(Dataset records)
--- BEGIN ---

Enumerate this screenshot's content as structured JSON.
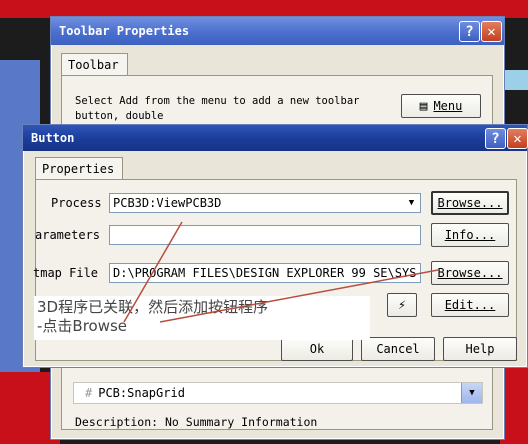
{
  "back_window": {
    "title": "Toolbar Properties",
    "tab": "Toolbar",
    "instruction": "Select Add from the menu to add a new toolbar button, double",
    "menu_button": "Menu",
    "menu_button_accel": "M",
    "list_item": "PCB:SnapGrid",
    "description": "Description: No Summary Information"
  },
  "front_window": {
    "title": "Button",
    "tab": "Properties",
    "process_label": "Process",
    "process_value": "PCB3D:ViewPCB3D",
    "browse_button": "Browse...",
    "parameters_label": "arameters",
    "parameters_value": "",
    "info_button": "Info...",
    "bitmap_label": "tmap File",
    "bitmap_value": "D:\\PROGRAM FILES\\DESIGN EXPLORER 99 SE\\SYS",
    "browse2_button": "Browse...",
    "edit_button": "Edit...",
    "ok_button": "Ok",
    "cancel_button": "Cancel",
    "help_button": "Help"
  },
  "annotation": {
    "line1": "3D程序已关联，然后添加按钮程序",
    "line2": "-点击Browse"
  },
  "colors": {
    "title_active": "#1b3c9a",
    "title_inactive": "#4b6fcd",
    "dialog_bg": "#e9e5d9",
    "close_red": "#c2401f"
  }
}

--- END ---

__DO THIS__
Would you set down the listing exactly, omitting pictures?

__THE RESPONSE__
Enumerate this screenshot's content as structured JSON.
{
  "back_window": {
    "title": "Toolbar Properties",
    "tab": "Toolbar",
    "instruction": "Select Add from the menu to add a new toolbar button, double",
    "menu_button": "Menu",
    "menu_button_accel": "M",
    "list_item": "PCB:SnapGrid",
    "description": "Description: No Summary Information"
  },
  "front_window": {
    "title": "Button",
    "tab": "Properties",
    "process_label": "Process",
    "process_value": "PCB3D:ViewPCB3D",
    "browse_button": "Browse...",
    "parameters_label": "arameters",
    "parameters_value": "",
    "info_button": "Info...",
    "bitmap_label": "tmap File",
    "bitmap_value": "D:\\PROGRAM FILES\\DESIGN EXPLORER 99 SE\\SYS",
    "browse2_button": "Browse...",
    "edit_button": "Edit...",
    "ok_button": "Ok",
    "cancel_button": "Cancel",
    "help_button": "Help"
  },
  "annotation": {
    "line1": "3D程序已关联，然后添加按钮程序",
    "line2": "-点击Browse"
  },
  "colors": {
    "title_active": "#1b3c9a",
    "title_inactive": "#4b6fcd",
    "dialog_bg": "#e9e5d9",
    "close_red": "#c2401f"
  }
}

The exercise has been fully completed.